Reproduce all of the data exactly.
****************************************
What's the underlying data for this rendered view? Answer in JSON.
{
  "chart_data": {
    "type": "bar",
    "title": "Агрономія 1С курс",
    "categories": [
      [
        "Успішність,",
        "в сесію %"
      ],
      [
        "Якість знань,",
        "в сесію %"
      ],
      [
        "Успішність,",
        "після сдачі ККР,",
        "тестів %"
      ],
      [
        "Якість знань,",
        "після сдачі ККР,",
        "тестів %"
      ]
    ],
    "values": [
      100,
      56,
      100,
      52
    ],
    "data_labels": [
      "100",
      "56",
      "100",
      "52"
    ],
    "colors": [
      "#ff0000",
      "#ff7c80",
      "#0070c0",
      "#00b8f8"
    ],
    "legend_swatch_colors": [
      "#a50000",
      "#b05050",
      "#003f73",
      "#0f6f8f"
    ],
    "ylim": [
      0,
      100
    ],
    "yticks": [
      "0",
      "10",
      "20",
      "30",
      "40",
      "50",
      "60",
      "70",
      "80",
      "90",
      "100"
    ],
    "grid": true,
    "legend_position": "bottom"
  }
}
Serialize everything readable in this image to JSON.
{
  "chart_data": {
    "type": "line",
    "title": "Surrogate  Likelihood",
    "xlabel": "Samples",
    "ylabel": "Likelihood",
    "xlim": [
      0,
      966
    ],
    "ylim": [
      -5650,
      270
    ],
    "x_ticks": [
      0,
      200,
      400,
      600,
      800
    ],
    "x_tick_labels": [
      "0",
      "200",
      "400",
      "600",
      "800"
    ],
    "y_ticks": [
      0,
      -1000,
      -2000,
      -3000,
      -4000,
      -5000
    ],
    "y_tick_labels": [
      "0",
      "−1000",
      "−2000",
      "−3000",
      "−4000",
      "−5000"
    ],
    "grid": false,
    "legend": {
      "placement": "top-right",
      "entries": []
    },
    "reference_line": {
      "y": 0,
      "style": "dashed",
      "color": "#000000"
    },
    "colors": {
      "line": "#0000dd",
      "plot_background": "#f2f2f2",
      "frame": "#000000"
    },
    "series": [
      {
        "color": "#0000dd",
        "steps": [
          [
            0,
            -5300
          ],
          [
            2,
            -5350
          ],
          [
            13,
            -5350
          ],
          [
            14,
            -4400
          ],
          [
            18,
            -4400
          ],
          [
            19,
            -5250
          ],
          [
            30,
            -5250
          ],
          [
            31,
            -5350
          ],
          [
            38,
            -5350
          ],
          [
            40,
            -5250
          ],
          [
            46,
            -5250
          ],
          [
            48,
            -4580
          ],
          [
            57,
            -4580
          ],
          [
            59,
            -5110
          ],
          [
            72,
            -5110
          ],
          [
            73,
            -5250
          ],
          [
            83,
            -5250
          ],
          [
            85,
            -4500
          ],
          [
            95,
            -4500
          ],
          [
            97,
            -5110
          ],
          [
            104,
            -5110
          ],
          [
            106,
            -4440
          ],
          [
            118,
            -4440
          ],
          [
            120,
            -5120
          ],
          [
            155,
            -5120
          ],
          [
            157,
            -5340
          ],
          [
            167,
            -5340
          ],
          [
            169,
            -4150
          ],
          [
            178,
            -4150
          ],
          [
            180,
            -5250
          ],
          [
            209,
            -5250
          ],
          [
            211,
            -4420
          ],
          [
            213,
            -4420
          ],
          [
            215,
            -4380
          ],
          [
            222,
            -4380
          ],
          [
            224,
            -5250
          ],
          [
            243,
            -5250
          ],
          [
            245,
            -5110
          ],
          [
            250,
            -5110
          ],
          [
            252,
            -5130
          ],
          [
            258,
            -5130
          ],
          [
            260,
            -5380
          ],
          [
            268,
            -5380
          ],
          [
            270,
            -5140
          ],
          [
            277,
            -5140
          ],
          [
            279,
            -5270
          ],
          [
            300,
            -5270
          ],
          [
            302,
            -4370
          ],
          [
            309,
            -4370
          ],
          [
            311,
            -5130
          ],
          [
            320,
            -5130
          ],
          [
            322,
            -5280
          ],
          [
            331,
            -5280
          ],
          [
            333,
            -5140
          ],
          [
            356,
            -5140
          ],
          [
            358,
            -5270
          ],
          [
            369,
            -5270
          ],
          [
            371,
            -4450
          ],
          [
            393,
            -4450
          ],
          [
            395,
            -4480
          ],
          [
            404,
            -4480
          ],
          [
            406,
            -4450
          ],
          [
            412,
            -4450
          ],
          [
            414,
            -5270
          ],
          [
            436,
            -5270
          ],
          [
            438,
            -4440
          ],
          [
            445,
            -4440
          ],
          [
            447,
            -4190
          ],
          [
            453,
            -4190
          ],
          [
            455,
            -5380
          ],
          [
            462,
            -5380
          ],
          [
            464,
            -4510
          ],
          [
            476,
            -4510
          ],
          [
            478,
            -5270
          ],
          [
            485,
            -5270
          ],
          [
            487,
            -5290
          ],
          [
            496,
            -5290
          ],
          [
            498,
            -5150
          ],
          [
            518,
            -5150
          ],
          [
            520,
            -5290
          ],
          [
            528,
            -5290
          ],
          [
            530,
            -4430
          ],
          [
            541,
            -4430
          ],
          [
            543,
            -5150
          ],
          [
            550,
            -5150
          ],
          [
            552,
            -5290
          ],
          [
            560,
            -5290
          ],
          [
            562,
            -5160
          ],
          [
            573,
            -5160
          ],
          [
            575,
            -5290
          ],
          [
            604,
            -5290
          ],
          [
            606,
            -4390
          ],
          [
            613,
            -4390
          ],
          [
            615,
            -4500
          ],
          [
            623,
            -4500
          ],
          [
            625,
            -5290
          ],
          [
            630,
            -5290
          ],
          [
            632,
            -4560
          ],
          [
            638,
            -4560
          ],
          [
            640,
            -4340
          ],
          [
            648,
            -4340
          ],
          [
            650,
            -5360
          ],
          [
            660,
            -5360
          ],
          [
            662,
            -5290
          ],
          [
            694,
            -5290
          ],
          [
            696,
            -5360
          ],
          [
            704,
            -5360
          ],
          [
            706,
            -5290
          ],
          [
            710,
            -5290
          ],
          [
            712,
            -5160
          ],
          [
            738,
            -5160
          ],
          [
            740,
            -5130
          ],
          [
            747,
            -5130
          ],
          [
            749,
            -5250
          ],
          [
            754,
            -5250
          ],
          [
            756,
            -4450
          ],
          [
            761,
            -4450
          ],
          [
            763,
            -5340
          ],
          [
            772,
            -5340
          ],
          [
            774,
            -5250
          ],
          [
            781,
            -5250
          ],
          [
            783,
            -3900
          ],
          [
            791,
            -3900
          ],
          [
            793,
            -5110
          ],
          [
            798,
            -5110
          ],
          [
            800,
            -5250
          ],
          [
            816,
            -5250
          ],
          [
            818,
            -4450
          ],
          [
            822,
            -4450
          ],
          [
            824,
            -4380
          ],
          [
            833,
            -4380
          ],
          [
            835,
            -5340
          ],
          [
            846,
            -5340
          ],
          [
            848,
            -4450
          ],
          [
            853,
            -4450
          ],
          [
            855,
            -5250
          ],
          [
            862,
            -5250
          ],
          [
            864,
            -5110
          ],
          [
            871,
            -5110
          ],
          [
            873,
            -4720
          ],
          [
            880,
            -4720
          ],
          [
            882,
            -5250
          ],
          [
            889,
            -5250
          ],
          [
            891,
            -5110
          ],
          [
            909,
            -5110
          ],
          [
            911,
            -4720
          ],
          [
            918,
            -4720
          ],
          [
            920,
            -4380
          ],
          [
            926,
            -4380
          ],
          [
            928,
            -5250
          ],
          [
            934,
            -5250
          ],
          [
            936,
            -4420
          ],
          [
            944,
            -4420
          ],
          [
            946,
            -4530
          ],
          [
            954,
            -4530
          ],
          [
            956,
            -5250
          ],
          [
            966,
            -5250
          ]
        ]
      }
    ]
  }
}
****************************************
Task output:
What's the underlying data for this rendered view? Answer in JSON.
{
  "chart_data": {
    "type": "bar",
    "title": "Агрономія 1С курс",
    "categories": [
      [
        "Успішність,",
        "в сесію %"
      ],
      [
        "Якість знань,",
        "в сесію %"
      ],
      [
        "Успішність,",
        "після сдачі ККР,",
        "тестів %"
      ],
      [
        "Якість знань,",
        "після сдачі ККР,",
        "тестів %"
      ]
    ],
    "values": [
      100,
      56,
      100,
      52
    ],
    "data_labels": [
      "100",
      "56",
      "100",
      "52"
    ],
    "colors": [
      "#ff0000",
      "#ff7c80",
      "#0070c0",
      "#00b8f8"
    ],
    "legend_swatch_colors": [
      "#a50000",
      "#b05050",
      "#003f73",
      "#0f6f8f"
    ],
    "ylim": [
      0,
      100
    ],
    "yticks": [
      "0",
      "10",
      "20",
      "30",
      "40",
      "50",
      "60",
      "70",
      "80",
      "90",
      "100"
    ],
    "grid": true,
    "legend_position": "bottom"
  }
}
Serialize everything readable in this image to JSON.
{
  "chart_data": {
    "type": "line",
    "title": "Surrogate  Likelihood",
    "xlabel": "Samples",
    "ylabel": "Likelihood",
    "xlim": [
      0,
      966
    ],
    "ylim": [
      -5650,
      270
    ],
    "x_ticks": [
      0,
      200,
      400,
      600,
      800
    ],
    "x_tick_labels": [
      "0",
      "200",
      "400",
      "600",
      "800"
    ],
    "y_ticks": [
      0,
      -1000,
      -2000,
      -3000,
      -4000,
      -5000
    ],
    "y_tick_labels": [
      "0",
      "−1000",
      "−2000",
      "−3000",
      "−4000",
      "−5000"
    ],
    "grid": false,
    "legend": {
      "placement": "top-right",
      "entries": []
    },
    "reference_line": {
      "y": 0,
      "style": "dashed",
      "color": "#000000"
    },
    "colors": {
      "line": "#0000dd",
      "plot_background": "#f2f2f2",
      "frame": "#000000"
    },
    "series": [
      {
        "color": "#0000dd",
        "steps": [
          [
            0,
            -5300
          ],
          [
            2,
            -5350
          ],
          [
            13,
            -5350
          ],
          [
            14,
            -4400
          ],
          [
            18,
            -4400
          ],
          [
            19,
            -5250
          ],
          [
            30,
            -5250
          ],
          [
            31,
            -5350
          ],
          [
            38,
            -5350
          ],
          [
            40,
            -5250
          ],
          [
            46,
            -5250
          ],
          [
            48,
            -4580
          ],
          [
            57,
            -4580
          ],
          [
            59,
            -5110
          ],
          [
            72,
            -5110
          ],
          [
            73,
            -5250
          ],
          [
            83,
            -5250
          ],
          [
            85,
            -4500
          ],
          [
            95,
            -4500
          ],
          [
            97,
            -5110
          ],
          [
            104,
            -5110
          ],
          [
            106,
            -4440
          ],
          [
            118,
            -4440
          ],
          [
            120,
            -5120
          ],
          [
            155,
            -5120
          ],
          [
            157,
            -5340
          ],
          [
            167,
            -5340
          ],
          [
            169,
            -4150
          ],
          [
            178,
            -4150
          ],
          [
            180,
            -5250
          ],
          [
            209,
            -5250
          ],
          [
            211,
            -4420
          ],
          [
            213,
            -4420
          ],
          [
            215,
            -4380
          ],
          [
            222,
            -4380
          ],
          [
            224,
            -5250
          ],
          [
            243,
            -5250
          ],
          [
            245,
            -5110
          ],
          [
            250,
            -5110
          ],
          [
            252,
            -5130
          ],
          [
            258,
            -5130
          ],
          [
            260,
            -5380
          ],
          [
            268,
            -5380
          ],
          [
            270,
            -5140
          ],
          [
            277,
            -5140
          ],
          [
            279,
            -5270
          ],
          [
            300,
            -5270
          ],
          [
            302,
            -4370
          ],
          [
            309,
            -4370
          ],
          [
            311,
            -5130
          ],
          [
            320,
            -5130
          ],
          [
            322,
            -5280
          ],
          [
            331,
            -5280
          ],
          [
            333,
            -5140
          ],
          [
            356,
            -5140
          ],
          [
            358,
            -5270
          ],
          [
            369,
            -5270
          ],
          [
            371,
            -4450
          ],
          [
            393,
            -4450
          ],
          [
            395,
            -4480
          ],
          [
            404,
            -4480
          ],
          [
            406,
            -4450
          ],
          [
            412,
            -4450
          ],
          [
            414,
            -5270
          ],
          [
            436,
            -5270
          ],
          [
            438,
            -4440
          ],
          [
            445,
            -4440
          ],
          [
            447,
            -4190
          ],
          [
            453,
            -4190
          ],
          [
            455,
            -5380
          ],
          [
            462,
            -5380
          ],
          [
            464,
            -4510
          ],
          [
            476,
            -4510
          ],
          [
            478,
            -5270
          ],
          [
            485,
            -5270
          ],
          [
            487,
            -5290
          ],
          [
            496,
            -5290
          ],
          [
            498,
            -5150
          ],
          [
            518,
            -5150
          ],
          [
            520,
            -5290
          ],
          [
            528,
            -5290
          ],
          [
            530,
            -4430
          ],
          [
            541,
            -4430
          ],
          [
            543,
            -5150
          ],
          [
            550,
            -5150
          ],
          [
            552,
            -5290
          ],
          [
            560,
            -5290
          ],
          [
            562,
            -5160
          ],
          [
            573,
            -5160
          ],
          [
            575,
            -5290
          ],
          [
            604,
            -5290
          ],
          [
            606,
            -4390
          ],
          [
            613,
            -4390
          ],
          [
            615,
            -4500
          ],
          [
            623,
            -4500
          ],
          [
            625,
            -5290
          ],
          [
            630,
            -5290
          ],
          [
            632,
            -4560
          ],
          [
            638,
            -4560
          ],
          [
            640,
            -4340
          ],
          [
            648,
            -4340
          ],
          [
            650,
            -5360
          ],
          [
            660,
            -5360
          ],
          [
            662,
            -5290
          ],
          [
            694,
            -5290
          ],
          [
            696,
            -5360
          ],
          [
            704,
            -5360
          ],
          [
            706,
            -5290
          ],
          [
            710,
            -5290
          ],
          [
            712,
            -5160
          ],
          [
            738,
            -5160
          ],
          [
            740,
            -5130
          ],
          [
            747,
            -5130
          ],
          [
            749,
            -5250
          ],
          [
            754,
            -5250
          ],
          [
            756,
            -4450
          ],
          [
            761,
            -4450
          ],
          [
            763,
            -5340
          ],
          [
            772,
            -5340
          ],
          [
            774,
            -5250
          ],
          [
            781,
            -5250
          ],
          [
            783,
            -3900
          ],
          [
            791,
            -3900
          ],
          [
            793,
            -5110
          ],
          [
            798,
            -5110
          ],
          [
            800,
            -5250
          ],
          [
            816,
            -5250
          ],
          [
            818,
            -4450
          ],
          [
            822,
            -4450
          ],
          [
            824,
            -4380
          ],
          [
            833,
            -4380
          ],
          [
            835,
            -5340
          ],
          [
            846,
            -5340
          ],
          [
            848,
            -4450
          ],
          [
            853,
            -4450
          ],
          [
            855,
            -5250
          ],
          [
            862,
            -5250
          ],
          [
            864,
            -5110
          ],
          [
            871,
            -5110
          ],
          [
            873,
            -4720
          ],
          [
            880,
            -4720
          ],
          [
            882,
            -5250
          ],
          [
            889,
            -5250
          ],
          [
            891,
            -5110
          ],
          [
            909,
            -5110
          ],
          [
            911,
            -4720
          ],
          [
            918,
            -4720
          ],
          [
            920,
            -4380
          ],
          [
            926,
            -4380
          ],
          [
            928,
            -5250
          ],
          [
            934,
            -5250
          ],
          [
            936,
            -4420
          ],
          [
            944,
            -4420
          ],
          [
            946,
            -4530
          ],
          [
            954,
            -4530
          ],
          [
            956,
            -5250
          ],
          [
            966,
            -5250
          ]
        ]
      }
    ]
  }
}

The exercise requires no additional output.